MATERIAL:
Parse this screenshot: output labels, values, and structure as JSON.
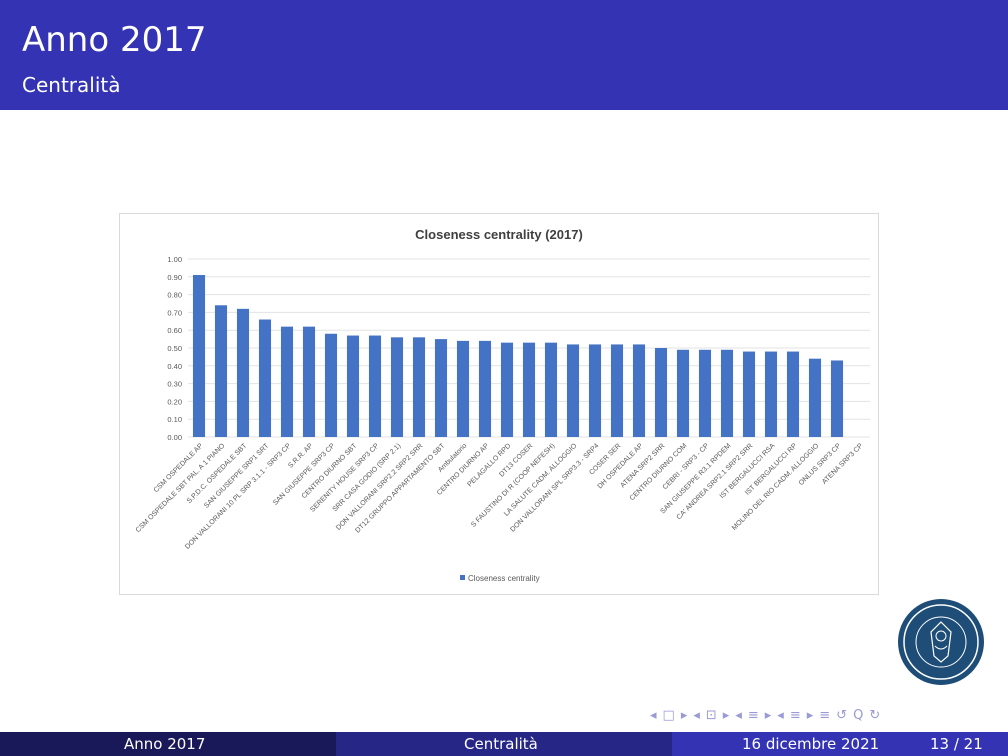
{
  "header": {
    "title": "Anno 2017",
    "subtitle": "Centralità"
  },
  "footer": {
    "left": "Anno 2017",
    "center": "Centralità",
    "date": "16 dicembre 2021",
    "page": "13 / 21"
  },
  "nav_symbols": [
    "◂",
    "□",
    "▸",
    "◂",
    "⊡",
    "▸",
    "◂",
    "≡",
    "▸",
    "◂",
    "≡",
    "▸",
    "≡",
    "↺",
    "Q",
    "↻"
  ],
  "colors": {
    "header_bg": "#3333b3",
    "bar": "#4472c4",
    "footer_dark": "#191959",
    "footer_mid": "#262686"
  },
  "chart_data": {
    "type": "bar",
    "title": "Closeness centrality (2017)",
    "xlabel": "",
    "ylabel": "",
    "ylim": [
      0,
      1
    ],
    "yticks": [
      "0.00",
      "0.10",
      "0.20",
      "0.30",
      "0.40",
      "0.50",
      "0.60",
      "0.70",
      "0.80",
      "0.90",
      "1.00"
    ],
    "grid": true,
    "legend_position": "bottom",
    "categories": [
      "CSM OSPEDALE AP",
      "CSM OSPEDALE SBT PAL. A 1 PIANO",
      "S.P.D.C. OSPEDALE SBT",
      "SAN GIUSEPPE SRP1 SRT",
      "DON VALLORANI 10 PL SRP 3.1.1 - SRP3 CP",
      "S.R.R. AP",
      "SAN GIUSEPPE SRP3 CP",
      "CENTRO DIURNO SBT",
      "SERENITY HOUSE SRP3 CP",
      "SRR CASA GODIO (SRP 2.1)",
      "DON VALLORANI SRP2.2 SRP2 SRR",
      "DT12 GRUPPO APPARTAMENTO SBT",
      "Ambulatorio",
      "CENTRO DIURNO AP",
      "PELAGALLO RPD",
      "DT13 COSER",
      "S FAUSTINO DI R (COOP NEFESH)",
      "LA SALUTE CADM. ALLOGGIO",
      "DON VALLORANI SPL SRP3.3 - SRP4",
      "COSER SER",
      "DH OSPEDALE AP",
      "ATENA SRP2 SRR",
      "CENTRO DIURNO COM",
      "CEBRI - SRP3 - CP",
      "SAN GIUSEPPE R3.1 RPDEM",
      "CA' ANDREA SRP2.1 SRP2 SRR",
      "IST BERGALUCCI RSA",
      "IST BERGALUCCI RP",
      "MOLINO DEL RIO CADM. ALLOGGIO",
      "ONLUS SRP3 CP",
      "ATENA SRP3 CP"
    ],
    "series": [
      {
        "name": "Closeness centrality",
        "values": [
          0.91,
          0.74,
          0.72,
          0.66,
          0.62,
          0.62,
          0.58,
          0.57,
          0.57,
          0.56,
          0.56,
          0.55,
          0.54,
          0.54,
          0.53,
          0.53,
          0.53,
          0.52,
          0.52,
          0.52,
          0.52,
          0.5,
          0.49,
          0.49,
          0.49,
          0.48,
          0.48,
          0.48,
          0.44,
          0.43,
          0.0
        ]
      }
    ]
  }
}
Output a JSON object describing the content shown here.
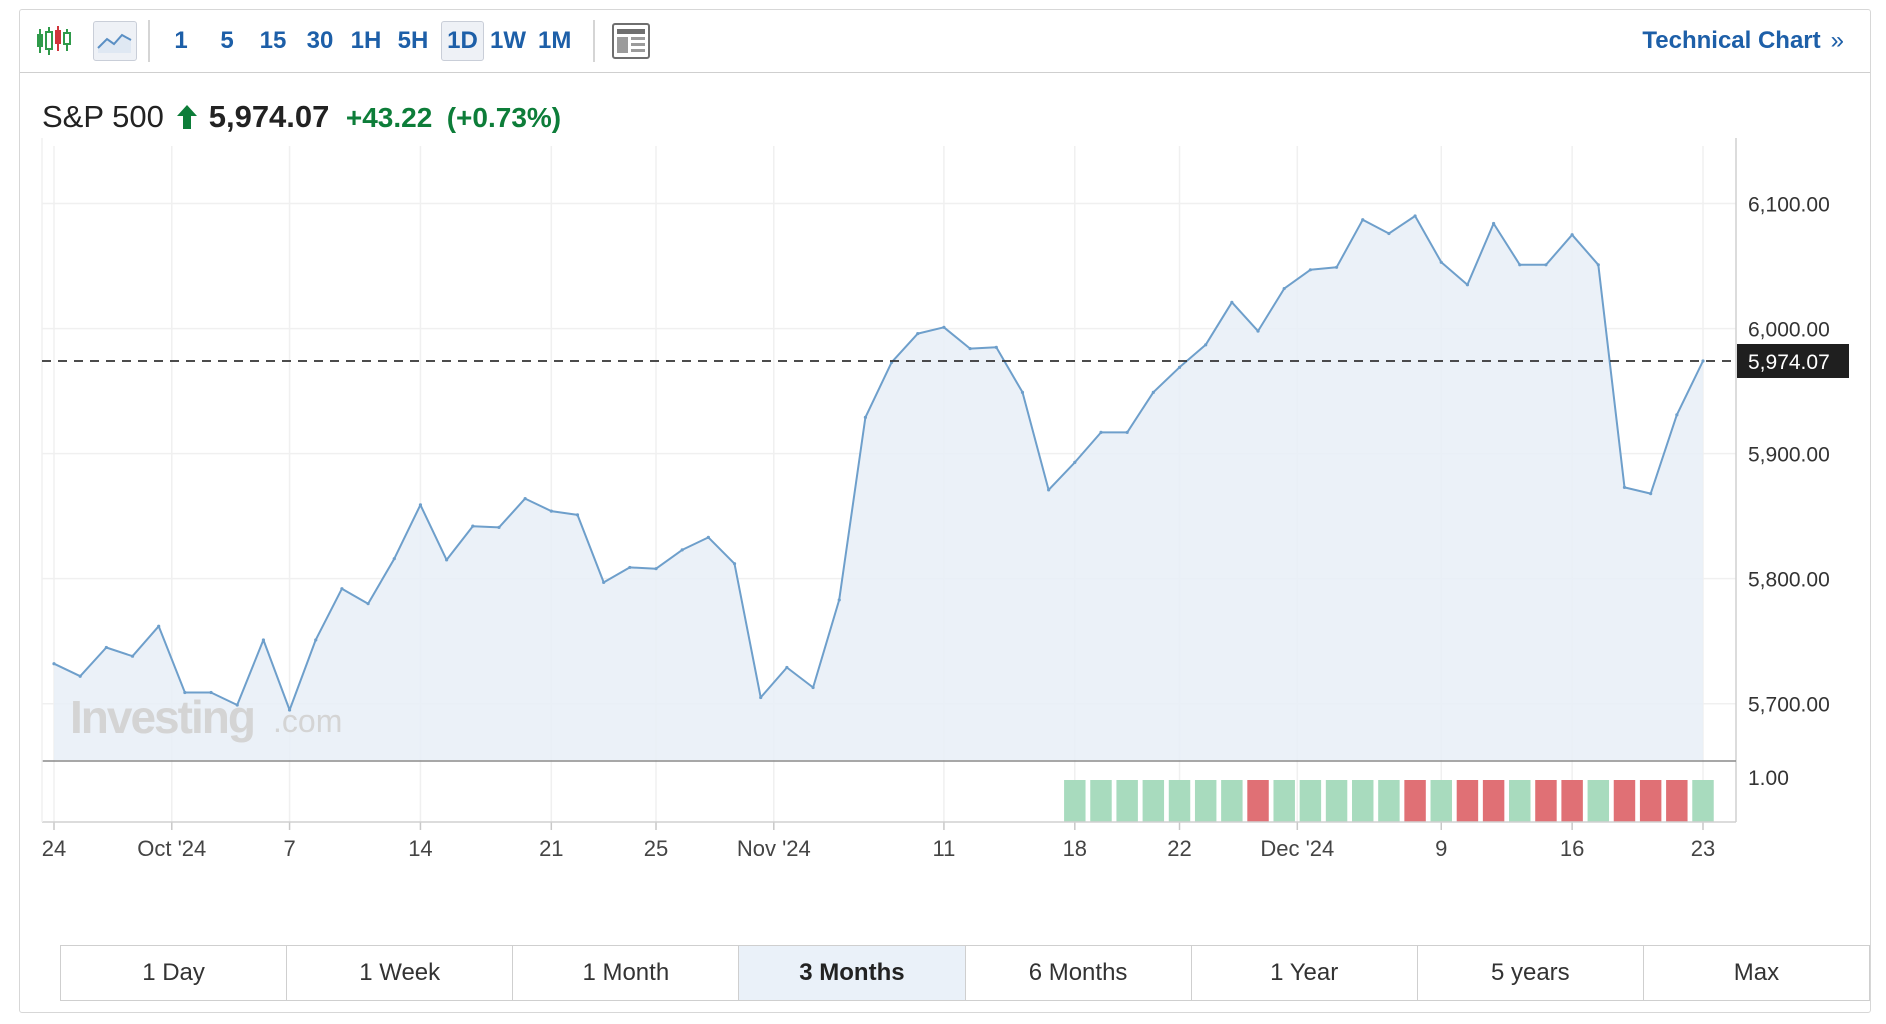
{
  "toolbar": {
    "chart_icons": [
      "candlestick-icon",
      "area-chart-icon"
    ],
    "intervals": [
      "1",
      "5",
      "15",
      "30",
      "1H",
      "5H",
      "1D",
      "1W",
      "1M"
    ],
    "selected_interval": "1D",
    "layout_icon": "layout-icon",
    "technical_link": "Technical Chart",
    "technical_chevron": "»"
  },
  "quote": {
    "name": "S&P 500",
    "direction_icon": "up-arrow-icon",
    "price": "5,974.07",
    "change": "+43.22",
    "change_pct": "(+0.73%)"
  },
  "colors": {
    "line": "#6e9fcb",
    "area": "#e7eef7",
    "up_bar": "#a8dbbe",
    "down_bar": "#e07075",
    "positive": "#0d7d39",
    "link": "#1d5fa8"
  },
  "watermark": {
    "brand": "Investing",
    "suffix": ".com"
  },
  "chart_data": {
    "type": "area",
    "title": "",
    "xlabel": "",
    "ylabel": "",
    "ylim": [
      5655,
      6130
    ],
    "y_ticks": [
      6100,
      6000,
      5900,
      5800,
      5700
    ],
    "y_tick_labels": [
      "6,100.00",
      "6,000.00",
      "5,900.00",
      "5,800.00",
      "5,700.00"
    ],
    "x_tick_labels": [
      "24",
      "Oct '24",
      "7",
      "14",
      "21",
      "25",
      "Nov '24",
      "11",
      "18",
      "22",
      "Dec '24",
      "9",
      "16",
      "23"
    ],
    "x_tick_index": [
      0,
      4.5,
      9,
      14,
      19,
      23,
      27.5,
      34,
      39,
      43,
      47.5,
      53,
      58,
      63
    ],
    "last_value_label": "5,974.07",
    "last_value": 5974.07,
    "volume_axis_label": "1.00",
    "grid": true,
    "series": [
      {
        "values": [
          5732,
          5722,
          5745,
          5738,
          5762,
          5709,
          5709,
          5699,
          5751,
          5695,
          5751,
          5792,
          5780,
          5816,
          5859,
          5815,
          5842,
          5841,
          5864,
          5854,
          5851,
          5797,
          5809,
          5808,
          5823,
          5833,
          5812,
          5705,
          5729,
          5713,
          5783,
          5929,
          5973,
          5996,
          6001,
          5984,
          5985,
          5949,
          5871,
          5893,
          5917,
          5917,
          5949,
          5969,
          5987,
          6021,
          5998,
          6032,
          6047,
          6049,
          6087,
          6076,
          6090,
          6053,
          6035,
          6084,
          6051,
          6051,
          6075,
          6051,
          5873,
          5868,
          5931,
          5974.07
        ]
      }
    ],
    "volume": {
      "start_index": 39,
      "directions": [
        "up",
        "up",
        "up",
        "up",
        "up",
        "up",
        "up",
        "down",
        "up",
        "up",
        "up",
        "up",
        "up",
        "down",
        "up",
        "down",
        "down",
        "up",
        "down",
        "down",
        "up",
        "down",
        "down",
        "down",
        "up"
      ]
    }
  },
  "range_buttons": [
    "1 Day",
    "1 Week",
    "1 Month",
    "3 Months",
    "6 Months",
    "1 Year",
    "5 years",
    "Max"
  ],
  "selected_range": "3 Months"
}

REQUIREMENTS:
Report all lines of the data above that include the string "ALLOGGIO".

PROBLEM SOLUTION:
      "LA SALUTE CADM. ALLOGGIO",
      "MOLINO DEL RIO CADM. ALLOGGIO",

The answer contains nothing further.